Problem description => From the records below, extract all the text exactly and leave the images behind.

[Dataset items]
(begin)
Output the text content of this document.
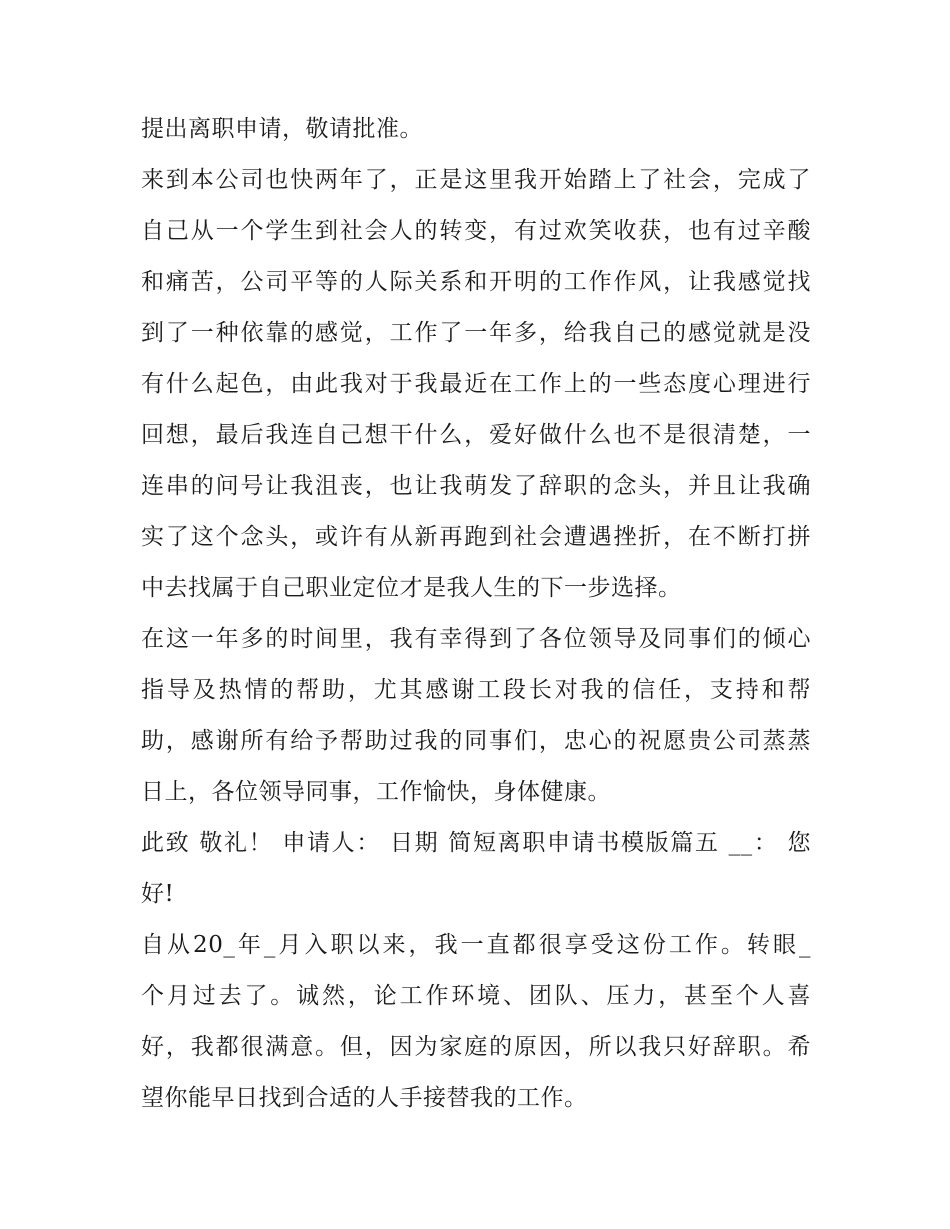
提出离职申请，敬请批准。
来到本公司也快两年了，正是这里我开始踏上了社会，完成了
自己从一个学生到社会人的转变，有过欢笑收获，也有过辛酸
和痛苦，公司平等的人际关系和开明的工作作风，让我感觉找
到了一种依靠的感觉，工作了一年多，给我自己的感觉就是没
有什么起色，由此我对于我最近在工作上的一些态度心理进行
回想，最后我连自己想干什么，爱好做什么也不是很清楚，一
连串的问号让我沮丧，也让我萌发了辞职的念头，并且让我确
实了这个念头，或许有从新再跑到社会遭遇挫折，在不断打拼
中去找属于自己职业定位才是我人生的下一步选择。
在这一年多的时间里，我有幸得到了各位领导及同事们的倾心
指导及热情的帮助，尤其感谢工段长对我的信任，支持和帮
助，感谢所有给予帮助过我的同事们，忠心的祝愿贵公司蒸蒸
日上，各位领导同事，工作愉快，身体健康。
此致 敬礼！ 申请人： 日期 简短离职申请书模版篇五 __： 您
好!
自从20_年_月入职以来，我一直都很享受这份工作。转眼_
个月过去了。诚然，论工作环境、团队、压力，甚至个人喜
好，我都很满意。但，因为家庭的原因，所以我只好辞职。希
望你能早日找到合适的人手接替我的工作。
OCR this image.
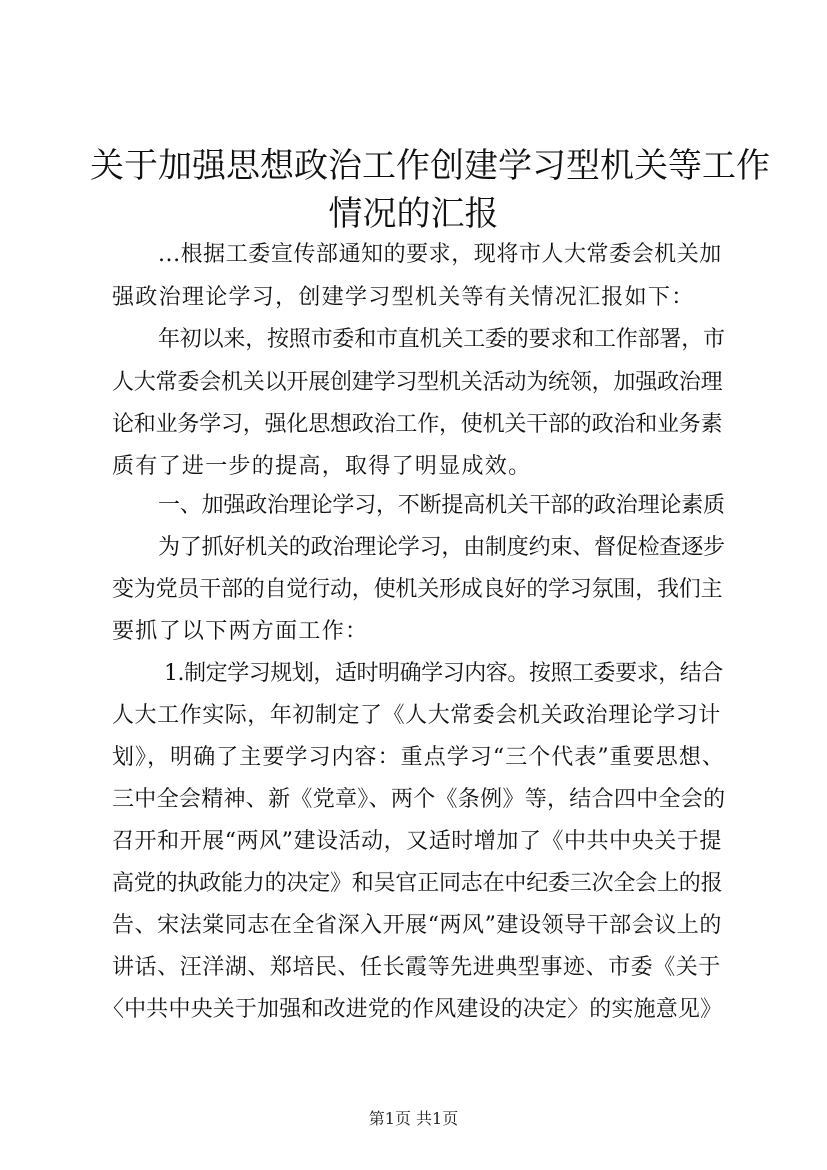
关于加强思想政治工作创建学习型机关等工作
情况的汇报
...根据工委宣传部通知的要求，现将市人大常委会机关加
强政治理论学习，创建学习型机关等有关情况汇报如下：
年初以来，按照市委和市直机关工委的要求和工作部署，市
人大常委会机关以开展创建学习型机关活动为统领，加强政治理
论和业务学习，强化思想政治工作，使机关干部的政治和业务素
质有了进一步的提高，取得了明显成效。
一、加强政治理论学习，不断提高机关干部的政治理论素质
为了抓好机关的政治理论学习，由制度约束、督促检查逐步
变为党员干部的自觉行动，使机关形成良好的学习氛围，我们主
要抓了以下两方面工作：
1.制定学习规划，适时明确学习内容。按照工委要求，结合
人大工作实际，年初制定了《人大常委会机关政治理论学习计
划》，明确了主要学习内容：重点学习“三个代表”重要思想、
三中全会精神、新《党章》、两个《条例》等，结合四中全会的
召开和开展“两风”建设活动，又适时增加了《中共中央关于提
高党的执政能力的决定》和吴官正同志在中纪委三次全会上的报
告、宋法棠同志在全省深入开展“两风”建设领导干部会议上的
讲话、汪洋湖、郑培民、任长霞等先进典型事迹、市委《关于
〈中共中央关于加强和改进党的作风建设的决定〉的实施意见》
第1页 共1页
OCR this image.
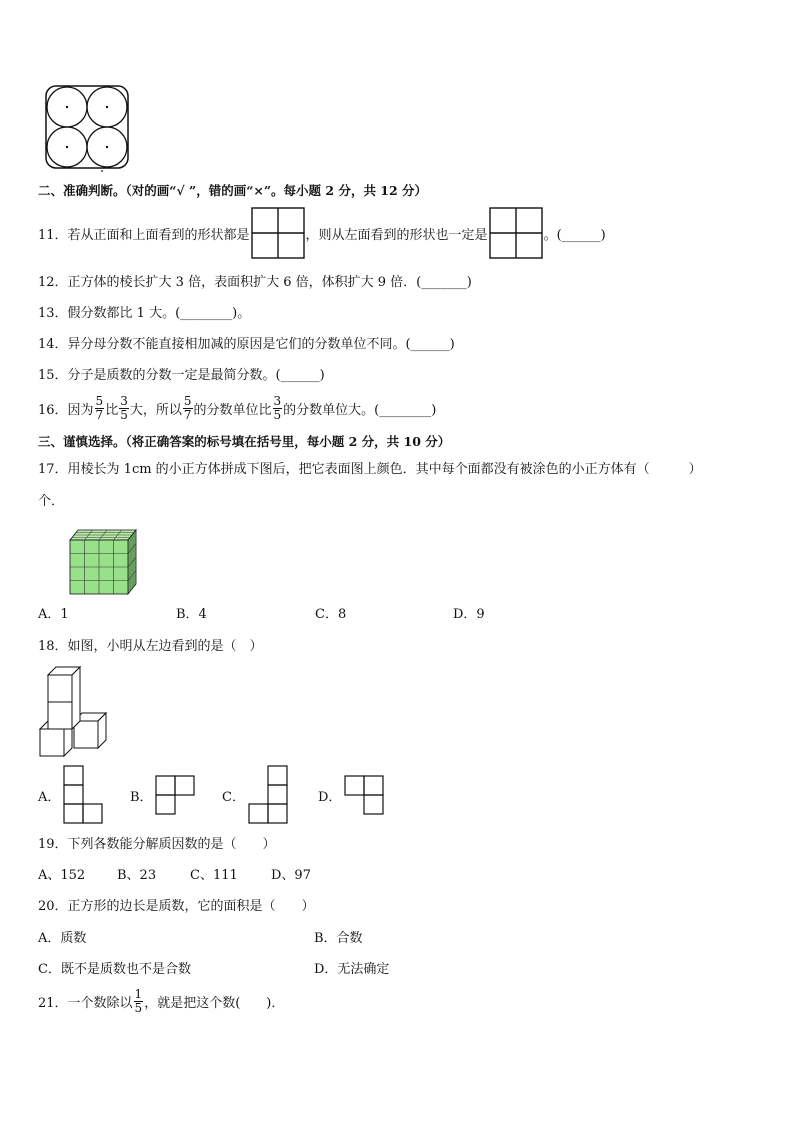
二、准确判断。（对的画“√ ”，错的画“×”。每小题 2 分，共 12 分）
11．若从正面和上面看到的形状都是	，则从左面看到的形状也一定是	。(______)
12．正方体的棱长扩大 3 倍，表面积扩大 6 倍，体积扩大 9 倍．(_______)
13．假分数都比 1 大。(________)。
14．异分母分数不能直接相加减的原因是它们的分数单位不同。(______)
15．分子是质数的分数一定是最简分数。(______)
16．因为 $\frac{5}{7}$ 比 $\frac{3}{5}$ 大，所以 $\frac{5}{7}$ 的分数单位比 $\frac{3}{5}$ 的分数单位大。(________)
三、谨慎选择。（将正确答案的标号填在括号里，每小题 2 分，共 10 分）
17．用棱长为 1cm 的小正方体拼成下图后，把它表面图上颜色．其中每个面都没有被涂色的小正方体有（　　　）
个．
A．1	B．4	C．8	D．9
18．如图，小明从左边看到的是（　）
A．	B．	C．	D．
19．下列各数能分解质因数的是（　　）
A、152 B、23	C、111	D、97
20．正方形的边长是质数，它的面积是（　　）
A．质数	B．合数
C．既不是质数也不是合数	D．无法确定
21．一个数除以 $\frac{1}{5}$ ，就是把这个数(　　)．
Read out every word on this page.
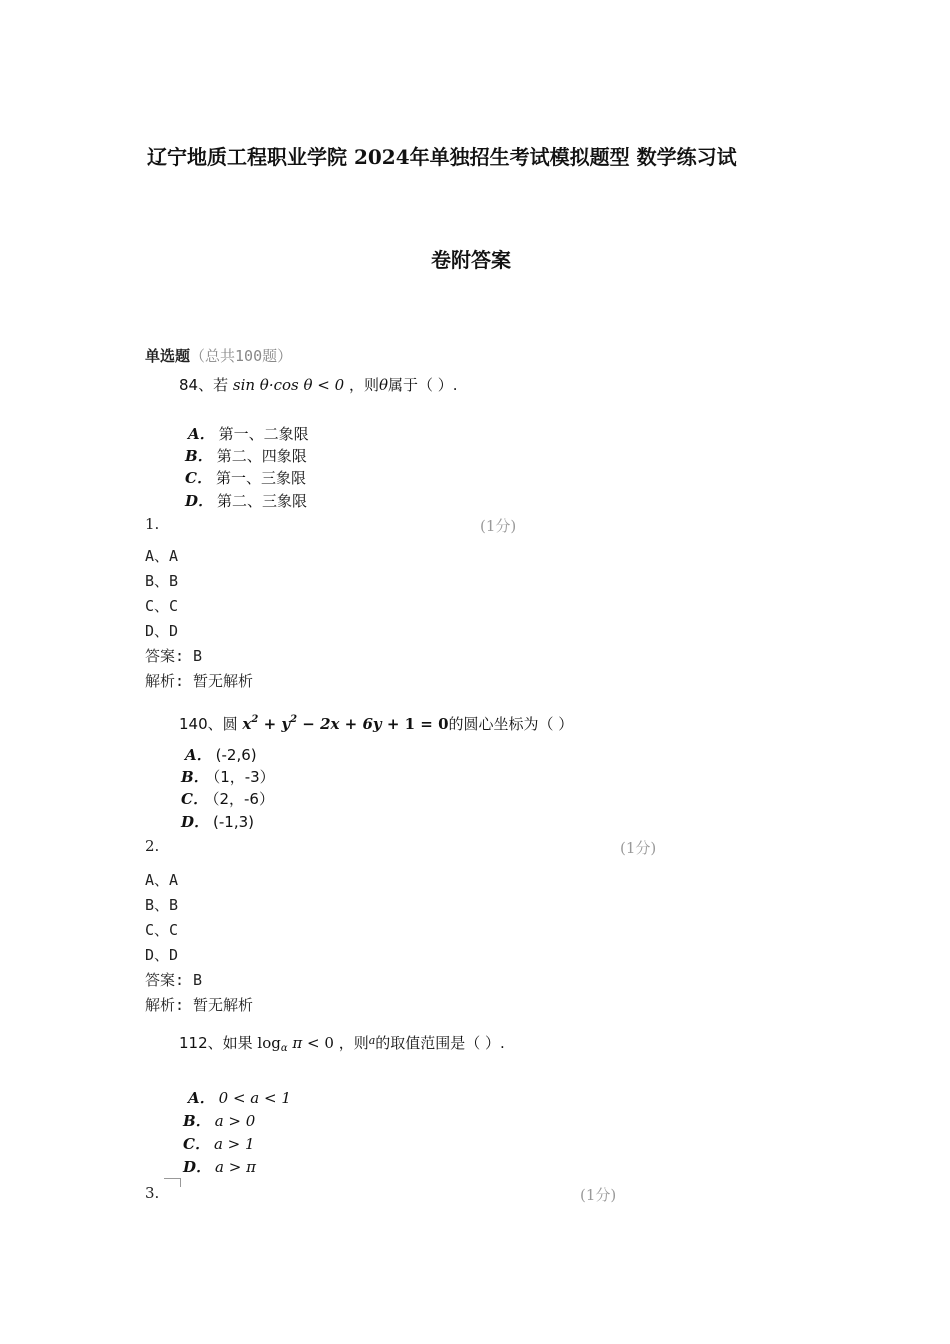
辽宁地质工程职业学院 2024年单独招生考试模拟题型 数学练习试
卷附答案
单选题（总共100题）
84、若 sin θ·cos θ < 0 ，则θ属于（ ）.
A． 第一、二象限
B． 第二、四象限
C． 第一、三象限
D． 第二、三象限
1.	(1分)
A、A
B、B
C、C
D、D
答案: B
解析: 暂无解析
140、圆 $x^2 + y^2 - 2x + 6y + 1 = 0$的圆心坐标为（ ）
A． (-2,6)
B． （1，-3）
C． （2，-6）
D． (-1,3)
2.	(1分)
A、A
B、B
C、C
D、D
答案: B
解析: 暂无解析
112、如果 $\log_\alpha \pi < 0$ ，则$^a$的取值范围是（ ）.
A． 0 < a < 1
B． a > 0
C． a > 1
D． a > π
3.	(1分)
(end)
Result for this task =>
Output the text content of this document.
提出离职申请，敬请批准。
来到本公司也快两年了，正是这里我开始踏上了社会，完成了
自己从一个学生到社会人的转变，有过欢笑收获，也有过辛酸
和痛苦，公司平等的人际关系和开明的工作作风，让我感觉找
到了一种依靠的感觉，工作了一年多，给我自己的感觉就是没
有什么起色，由此我对于我最近在工作上的一些态度心理进行
回想，最后我连自己想干什么，爱好做什么也不是很清楚，一
连串的问号让我沮丧，也让我萌发了辞职的念头，并且让我确
实了这个念头，或许有从新再跑到社会遭遇挫折，在不断打拼
中去找属于自己职业定位才是我人生的下一步选择。
在这一年多的时间里，我有幸得到了各位领导及同事们的倾心
指导及热情的帮助，尤其感谢工段长对我的信任，支持和帮
助，感谢所有给予帮助过我的同事们，忠心的祝愿贵公司蒸蒸
日上，各位领导同事，工作愉快，身体健康。
此致 敬礼！ 申请人： 日期 简短离职申请书模版篇五 __： 您
好!
自从20_年_月入职以来，我一直都很享受这份工作。转眼_
个月过去了。诚然，论工作环境、团队、压力，甚至个人喜
好，我都很满意。但，因为家庭的原因，所以我只好辞职。希
望你能早日找到合适的人手接替我的工作。
OCR this image.
关于加强思想政治工作创建学习型机关等工作
情况的汇报
...根据工委宣传部通知的要求，现将市人大常委会机关加
强政治理论学习，创建学习型机关等有关情况汇报如下：
年初以来，按照市委和市直机关工委的要求和工作部署，市
人大常委会机关以开展创建学习型机关活动为统领，加强政治理
论和业务学习，强化思想政治工作，使机关干部的政治和业务素
质有了进一步的提高，取得了明显成效。
一、加强政治理论学习，不断提高机关干部的政治理论素质
为了抓好机关的政治理论学习，由制度约束、督促检查逐步
变为党员干部的自觉行动，使机关形成良好的学习氛围，我们主
要抓了以下两方面工作：
1.制定学习规划，适时明确学习内容。按照工委要求，结合
人大工作实际，年初制定了《人大常委会机关政治理论学习计
划》，明确了主要学习内容：重点学习“三个代表”重要思想、
三中全会精神、新《党章》、两个《条例》等，结合四中全会的
召开和开展“两风”建设活动，又适时增加了《中共中央关于提
高党的执政能力的决定》和吴官正同志在中纪委三次全会上的报
告、宋法棠同志在全省深入开展“两风”建设领导干部会议上的
讲话、汪洋湖、郑培民、任长霞等先进典型事迹、市委《关于
〈中共中央关于加强和改进党的作风建设的决定〉的实施意见》
第1页 共1页
OCR this image.
二、准确判断。（对的画“√ ”，错的画“×”。每小题 2 分，共 12 分）
11．若从正面和上面看到的形状都是	，则从左面看到的形状也一定是	。(______)
12．正方体的棱长扩大 3 倍，表面积扩大 6 倍，体积扩大 9 倍．(_______)
13．假分数都比 1 大。(________)。
14．异分母分数不能直接相加减的原因是它们的分数单位不同。(______)
15．分子是质数的分数一定是最简分数。(______)
16．因为 $\frac{5}{7}$ 比 $\frac{3}{5}$ 大，所以 $\frac{5}{7}$ 的分数单位比 $\frac{3}{5}$ 的分数单位大。(________)
三、谨慎选择。（将正确答案的标号填在括号里，每小题 2 分，共 10 分）
17．用棱长为 1cm 的小正方体拼成下图后，把它表面图上颜色．其中每个面都没有被涂色的小正方体有（　　　）
个．
A．1	B．4	C．8	D．9
18．如图，小明从左边看到的是（　）
A．	B．	C．	D．
19．下列各数能分解质因数的是（　　）
A、152 B、23	C、111	D、97
20．正方形的边长是质数，它的面积是（　　）
A．质数	B．合数
C．既不是质数也不是合数	D．无法确定
21．一个数除以 $\frac{1}{5}$ ，就是把这个数(　　)．
Read out every word on this page.
辽宁地质工程职业学院 2024年单独招生考试模拟题型 数学练习试
卷附答案
单选题（总共100题）
84、若 sin θ·cos θ < 0 ，则θ属于（ ）.
A． 第一、二象限
B． 第二、四象限
C． 第一、三象限
D． 第二、三象限
1.	(1分)
A、A
B、B
C、C
D、D
答案: B
解析: 暂无解析
140、圆 $x^2 + y^2 - 2x + 6y + 1 = 0$的圆心坐标为（ ）
A． (-2,6)
B． （1，-3）
C． （2，-6）
D． (-1,3)
2.	(1分)
A、A
B、B
C、C
D、D
答案: B
解析: 暂无解析
112、如果 $\log_\alpha \pi < 0$ ，则$^a$的取值范围是（ ）.
A． 0 < a < 1
B． a > 0
C． a > 1
D． a > π
3.	(1分)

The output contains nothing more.